Extract all of the entries and set them down verbatim.

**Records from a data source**
[Begin]

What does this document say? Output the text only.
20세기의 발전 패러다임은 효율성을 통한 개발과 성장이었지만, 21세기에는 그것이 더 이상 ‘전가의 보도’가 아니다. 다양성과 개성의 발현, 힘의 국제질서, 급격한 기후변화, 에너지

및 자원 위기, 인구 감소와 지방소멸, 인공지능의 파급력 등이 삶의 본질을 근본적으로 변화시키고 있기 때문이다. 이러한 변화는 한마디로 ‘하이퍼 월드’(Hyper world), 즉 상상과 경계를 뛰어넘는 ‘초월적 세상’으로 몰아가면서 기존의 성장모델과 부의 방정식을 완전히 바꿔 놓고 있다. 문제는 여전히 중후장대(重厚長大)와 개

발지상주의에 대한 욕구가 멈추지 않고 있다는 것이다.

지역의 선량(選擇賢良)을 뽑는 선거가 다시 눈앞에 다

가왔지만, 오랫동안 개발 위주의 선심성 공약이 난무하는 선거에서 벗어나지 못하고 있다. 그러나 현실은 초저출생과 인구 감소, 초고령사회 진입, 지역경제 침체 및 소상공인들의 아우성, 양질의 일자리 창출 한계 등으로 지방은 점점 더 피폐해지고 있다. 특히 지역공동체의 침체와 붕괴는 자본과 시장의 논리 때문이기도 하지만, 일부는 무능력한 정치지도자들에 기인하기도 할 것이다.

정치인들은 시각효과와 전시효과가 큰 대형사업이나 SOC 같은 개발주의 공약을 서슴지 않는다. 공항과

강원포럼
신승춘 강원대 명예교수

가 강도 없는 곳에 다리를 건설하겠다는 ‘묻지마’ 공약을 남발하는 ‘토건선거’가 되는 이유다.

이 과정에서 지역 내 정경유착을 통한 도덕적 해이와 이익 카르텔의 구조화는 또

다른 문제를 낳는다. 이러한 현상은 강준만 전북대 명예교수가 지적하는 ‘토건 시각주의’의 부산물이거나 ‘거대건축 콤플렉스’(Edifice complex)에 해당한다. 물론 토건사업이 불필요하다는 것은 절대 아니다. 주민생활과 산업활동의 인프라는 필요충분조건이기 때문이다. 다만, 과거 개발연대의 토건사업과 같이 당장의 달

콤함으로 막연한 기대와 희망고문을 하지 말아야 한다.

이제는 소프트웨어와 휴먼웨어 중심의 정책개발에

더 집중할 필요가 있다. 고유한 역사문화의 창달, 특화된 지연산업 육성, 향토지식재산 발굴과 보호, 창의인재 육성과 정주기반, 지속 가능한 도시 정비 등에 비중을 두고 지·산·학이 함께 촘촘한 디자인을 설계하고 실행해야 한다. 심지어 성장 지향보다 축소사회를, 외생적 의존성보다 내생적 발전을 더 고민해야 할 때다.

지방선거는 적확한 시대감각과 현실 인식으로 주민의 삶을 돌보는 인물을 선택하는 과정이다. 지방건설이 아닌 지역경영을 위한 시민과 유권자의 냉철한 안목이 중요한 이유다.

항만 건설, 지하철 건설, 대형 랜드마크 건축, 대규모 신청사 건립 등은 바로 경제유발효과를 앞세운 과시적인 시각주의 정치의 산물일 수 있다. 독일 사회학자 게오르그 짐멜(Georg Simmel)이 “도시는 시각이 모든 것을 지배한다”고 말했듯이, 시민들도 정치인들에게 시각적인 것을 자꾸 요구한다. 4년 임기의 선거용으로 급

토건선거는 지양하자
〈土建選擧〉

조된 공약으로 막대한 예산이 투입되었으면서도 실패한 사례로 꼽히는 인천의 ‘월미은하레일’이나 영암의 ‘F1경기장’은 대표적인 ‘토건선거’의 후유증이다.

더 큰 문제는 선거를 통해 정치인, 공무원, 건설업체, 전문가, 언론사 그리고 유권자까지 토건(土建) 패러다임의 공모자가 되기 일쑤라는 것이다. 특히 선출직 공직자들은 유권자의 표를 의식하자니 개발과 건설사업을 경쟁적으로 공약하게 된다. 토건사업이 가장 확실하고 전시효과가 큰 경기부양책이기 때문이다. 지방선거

[End]

**TASK SOLUTION**
What does this document say? Output the text only.
20세기의 발전 패러다임은 효율성을 통한 개발과 성장이었지만, 21세기에는 그것이 더 이상 ‘전가의 보도’가 아니다. 다양성과 개성의 발현, 힘의 국제질서, 급격한 기후변화, 에너지

및 자원 위기, 인구 감소와 지방소멸, 인공지능의 파급력 등이 삶의 본질을 근본적으로 변화시키고 있기 때문이다. 이러한 변화는 한마디로 ‘하이퍼 월드’(Hyper world), 즉 상상과 경계를 뛰어넘는 ‘초월적 세상’으로 몰아가면서 기존의 성장모델과 부의 방정식을 완전히 바꿔 놓고 있다. 문제는 여전히 중후장대(重厚長大)와 개

발지상주의에 대한 욕구가 멈추지 않고 있다는 것이다.

지역의 선량(選擇賢良)을 뽑는 선거가 다시 눈앞에 다

가왔지만, 오랫동안 개발 위주의 선심성 공약이 난무하는 선거에서 벗어나지 못하고 있다. 그러나 현실은 초저출생과 인구 감소, 초고령사회 진입, 지역경제 침체 및 소상공인들의 아우성, 양질의 일자리 창출 한계 등으로 지방은 점점 더 피폐해지고 있다. 특히 지역공동체의 침체와 붕괴는 자본과 시장의 논리 때문이기도 하지만, 일부는 무능력한 정치지도자들에 기인하기도 할 것이다.

정치인들은 시각효과와 전시효과가 큰 대형사업이나 SOC 같은 개발주의 공약을 서슴지 않는다. 공항과

강원포럼
신승춘 강원대 명예교수

가 강도 없는 곳에 다리를 건설하겠다는 ‘묻지마’ 공약을 남발하는 ‘토건선거’가 되는 이유다.

이 과정에서 지역 내 정경유착을 통한 도덕적 해이와 이익 카르텔의 구조화는 또

다른 문제를 낳는다. 이러한 현상은 강준만 전북대 명예교수가 지적하는 ‘토건 시각주의’의 부산물이거나 ‘거대건축 콤플렉스’(Edifice complex)에 해당한다. 물론 토건사업이 불필요하다는 것은 절대 아니다. 주민생활과 산업활동의 인프라는 필요충분조건이기 때문이다. 다만, 과거 개발연대의 토건사업과 같이 당장의 달

콤함으로 막연한 기대와 희망고문을 하지 말아야 한다.

이제는 소프트웨어와 휴먼웨어 중심의 정책개발에

더 집중할 필요가 있다. 고유한 역사문화의 창달, 특화된 지연산업 육성, 향토지식재산 발굴과 보호, 창의인재 육성과 정주기반, 지속 가능한 도시 정비 등에 비중을 두고 지·산·학이 함께 촘촘한 디자인을 설계하고 실행해야 한다. 심지어 성장 지향보다 축소사회를, 외생적 의존성보다 내생적 발전을 더 고민해야 할 때다.

지방선거는 적확한 시대감각과 현실 인식으로 주민의 삶을 돌보는 인물을 선택하는 과정이다. 지방건설이 아닌 지역경영을 위한 시민과 유권자의 냉철한 안목이 중요한 이유다.

항만 건설, 지하철 건설, 대형 랜드마크 건축, 대규모 신청사 건립 등은 바로 경제유발효과를 앞세운 과시적인 시각주의 정치의 산물일 수 있다. 독일 사회학자 게오르그 짐멜(Georg Simmel)이 “도시는 시각이 모든 것을 지배한다”고 말했듯이, 시민들도 정치인들에게 시각적인 것을 자꾸 요구한다. 4년 임기의 선거용으로 급

토건선거는 지양하자
〈土建選擧〉

조된 공약으로 막대한 예산이 투입되었으면서도 실패한 사례로 꼽히는 인천의 ‘월미은하레일’이나 영암의 ‘F1경기장’은 대표적인 ‘토건선거’의 후유증이다.

더 큰 문제는 선거를 통해 정치인, 공무원, 건설업체, 전문가, 언론사 그리고 유권자까지 토건(土建) 패러다임의 공모자가 되기 일쑤라는 것이다. 특히 선출직 공직자들은 유권자의 표를 의식하자니 개발과 건설사업을 경쟁적으로 공약하게 된다. 토건사업이 가장 확실하고 전시효과가 큰 경기부양책이기 때문이다. 지방선거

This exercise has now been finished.